> [Job] Determine the number of lines containing the word "баллов", and state that figure alone.

> [Records for the exercise]
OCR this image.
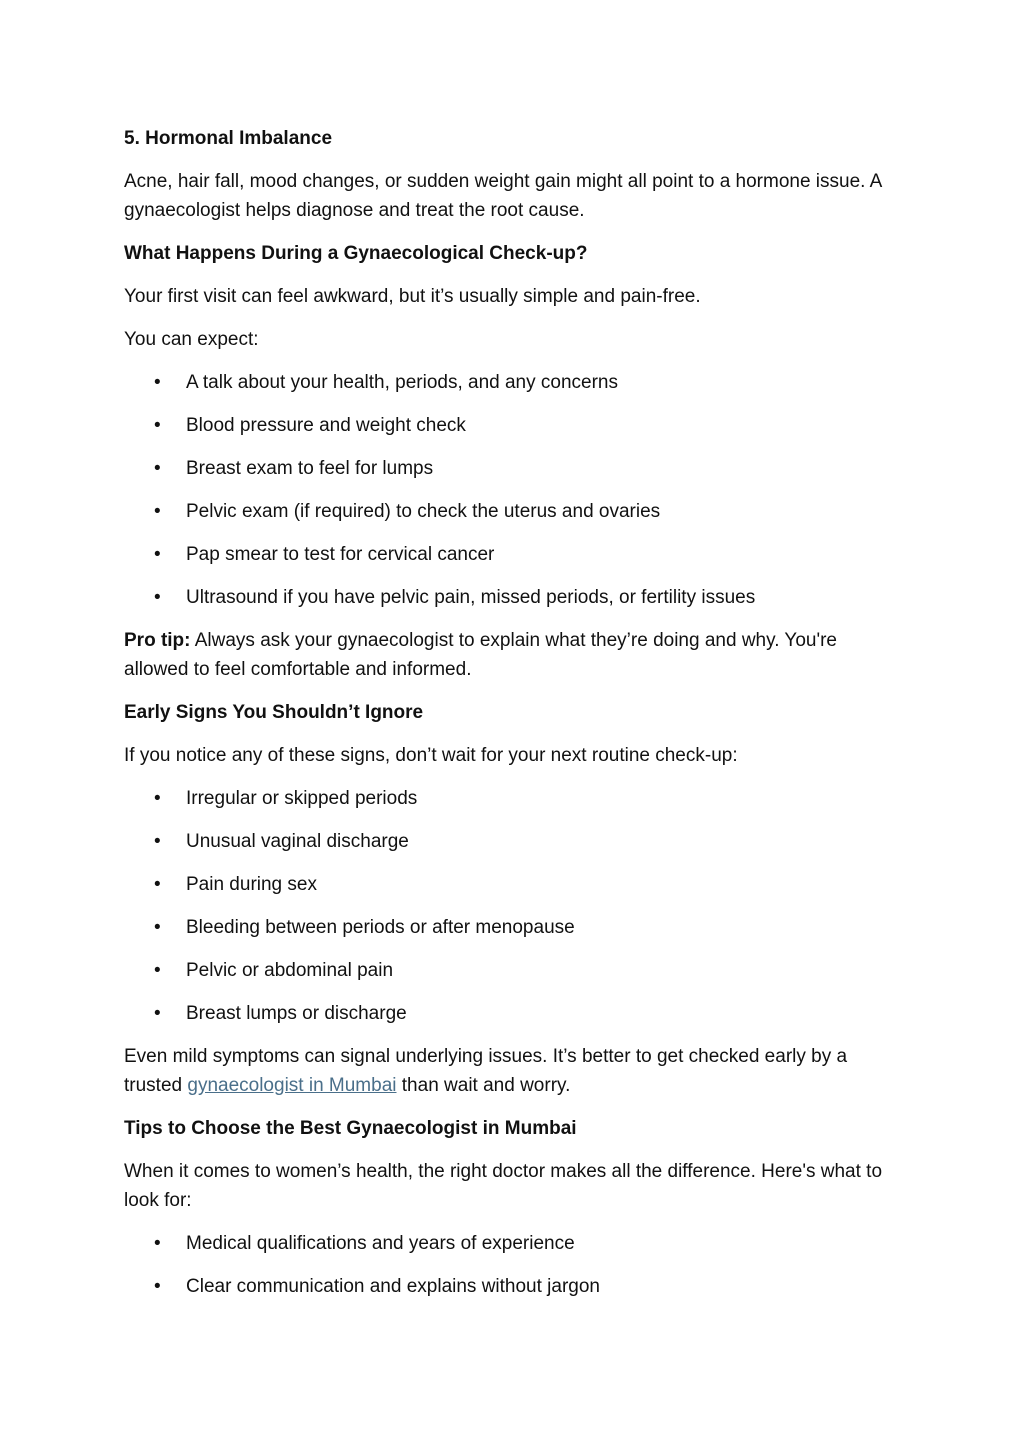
5. Hormonal Imbalance
Acne, hair fall, mood changes, or sudden weight gain might all point to a hormone issue. A gynaecologist helps diagnose and treat the root cause.
What Happens During a Gynaecological Check-up?
Your first visit can feel awkward, but it’s usually simple and pain-free.
You can expect:
• A talk about your health, periods, and any concerns
• Blood pressure and weight check
• Breast exam to feel for lumps
• Pelvic exam (if required) to check the uterus and ovaries
• Pap smear to test for cervical cancer
• Ultrasound if you have pelvic pain, missed periods, or fertility issues
Pro tip: Always ask your gynaecologist to explain what they’re doing and why. You're allowed to feel comfortable and informed.
Early Signs You Shouldn’t Ignore
If you notice any of these signs, don’t wait for your next routine check-up:
• Irregular or skipped periods
• Unusual vaginal discharge
• Pain during sex
• Bleeding between periods or after menopause
• Pelvic or abdominal pain
• Breast lumps or discharge
Even mild symptoms can signal underlying issues. It’s better to get checked early by a trusted gynaecologist in Mumbai than wait and worry.
Tips to Choose the Best Gynaecologist in Mumbai
When it comes to women’s health, the right doctor makes all the difference. Here's what to look for:
• Medical qualifications and years of experience
• Clear communication and explains without jargon
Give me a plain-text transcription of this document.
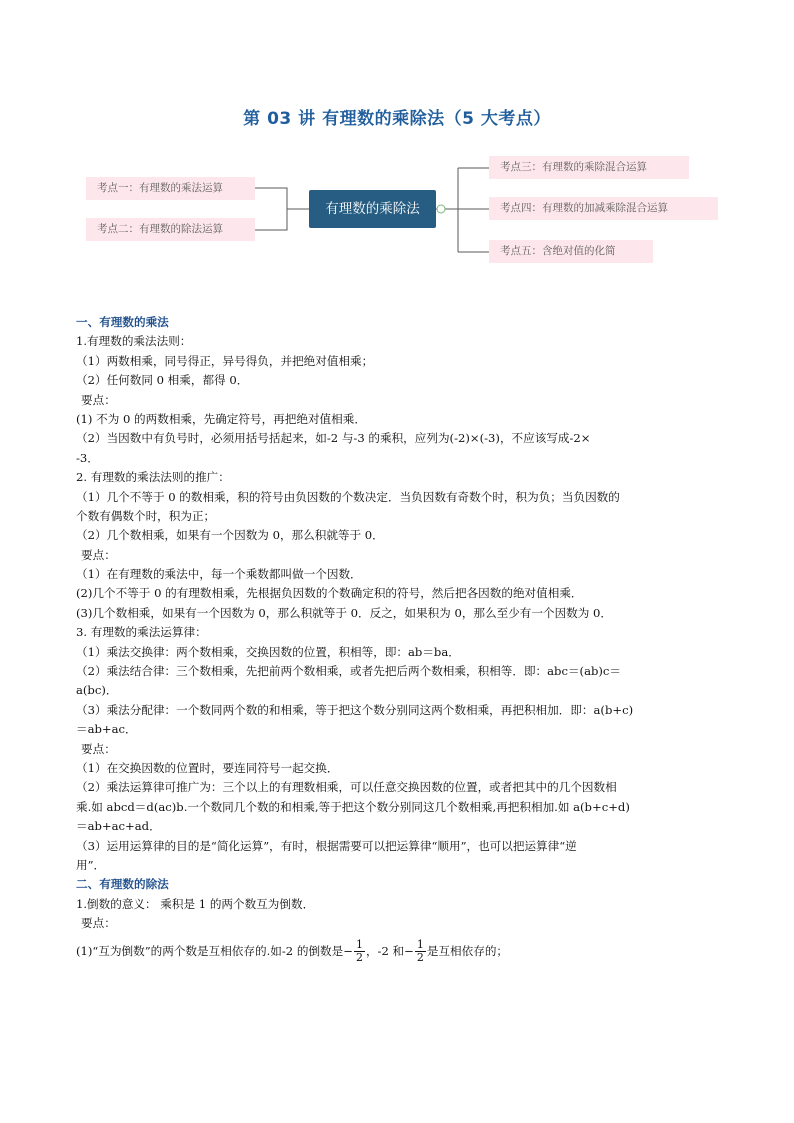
第 03 讲 有理数的乘除法（5 大考点）
考点一：有理数的乘法运算
考点二：有理数的除法运算
有理数的乘除法
考点三：有理数的乘除混合运算
考点四：有理数的加减乘除混合运算
考点五：含绝对值的化简
一、有理数的乘法
1.有理数的乘法法则：
（1）两数相乘，同号得正，异号得负，并把绝对值相乘；
（2）任何数同 0 相乘，都得 0．
要点：
(1) 不为 0 的两数相乘，先确定符号，再把绝对值相乘．
（2）当因数中有负号时，必须用括号括起来，如-2 与-3 的乘积，应列为(-2)×(-3)，不应该写成-2×
-3．
2. 有理数的乘法法则的推广：
（1）几个不等于 0 的数相乘，积的符号由负因数的个数决定．当负因数有奇数个时，积为负；当负因数的
个数有偶数个时，积为正；
（2）几个数相乘，如果有一个因数为 0，那么积就等于 0．
要点：
（1）在有理数的乘法中，每一个乘数都叫做一个因数．
(2)几个不等于 0 的有理数相乘，先根据负因数的个数确定积的符号，然后把各因数的绝对值相乘．
(3)几个数相乘，如果有一个因数为 0，那么积就等于 0．反之，如果积为 0，那么至少有一个因数为 0．
3. 有理数的乘法运算律：
（1）乘法交换律：两个数相乘，交换因数的位置，积相等，即：ab＝ba．
（2）乘法结合律：三个数相乘，先把前两个数相乘，或者先把后两个数相乘，积相等．即：abc＝(ab)c＝
a(bc)．
（3）乘法分配律：一个数同两个数的和相乘，等于把这个数分别同这两个数相乘，再把积相加．即：a(b+c)
＝ab+ac．
要点：
（1）在交换因数的位置时，要连同符号一起交换．
（2）乘法运算律可推广为：三个以上的有理数相乘，可以任意交换因数的位置，或者把其中的几个因数相
乘.如 abcd＝d(ac)b.一个数同几个数的和相乘,等于把这个数分别同这几个数相乘,再把积相加.如 a(b+c+d)
＝ab+ac+ad．
（3）运用运算律的目的是“简化运算”，有时，根据需要可以把运算律“顺用”，也可以把运算律“逆
用”．
二、有理数的除法
1.倒数的意义： 乘积是 1 的两个数互为倒数．
要点：
(1)“互为倒数”的两个数是互相依存的.如-2 的倒数是− $\frac{1}{2}$ ，-2 和− $\frac{1}{2}$ 是互相依存的；
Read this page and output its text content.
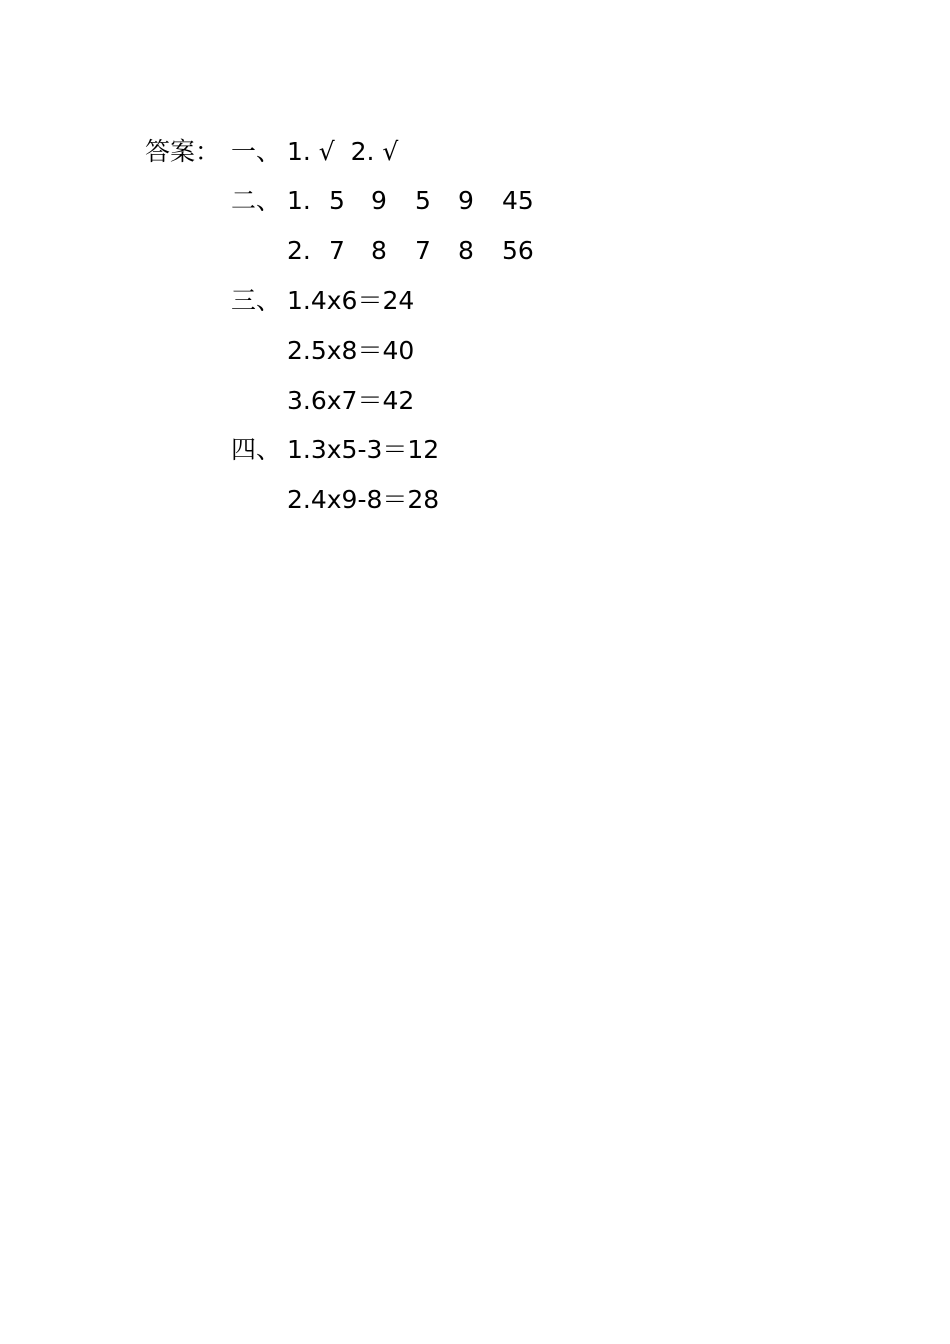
答案：

一、

1. √  2. √

二、

1.

5

9

5

9

45

2.

7

8

7

8

56

三、

1.4x6＝24

2.5x8＝40

3.6x7＝42

四、

1.3x5-3＝12

2.4x9-8＝28
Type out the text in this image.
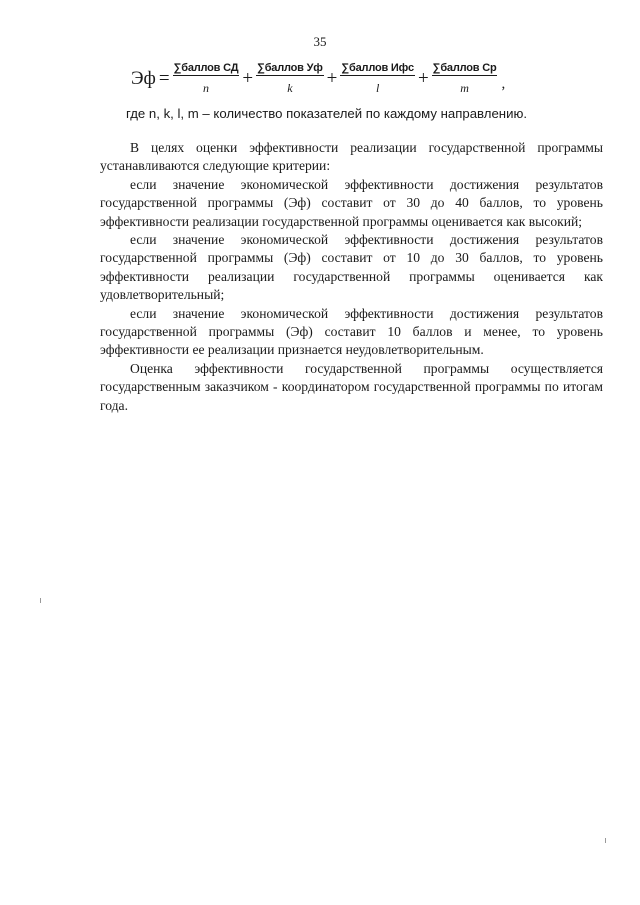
35
Эф = $\frac{\text{∑баллов СД}}{n} + \frac{\text{∑баллов Уф}}{k} + \frac{\text{∑баллов Ифс}}{l} + \frac{\text{∑баллов Ср}}{m}$ ,
где n, k, l, m – количество показателей по каждому направлению.

В целях оценки эффективности реализации государственной программы устанавливаются следующие критерии:

если значение экономической эффективности достижения результатов государственной программы (Эф) составит от 30 до 40 баллов, то уровень эффективности реализации государственной программы оценивается как высокий;

если значение экономической эффективности достижения результатов государственной программы (Эф) составит от 10 до 30 баллов, то уровень эффективности реализации государственной программы оценивается как удовлетворительный;

если значение экономической эффективности достижения результатов государственной программы (Эф) составит 10 баллов и менее, то уровень эффективности ее реализации признается неудовлетворительным.

Оценка эффективности государственной программы осуществляется государственным заказчиком - координатором государственной программы по итогам года.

> [Result of the exercise] 4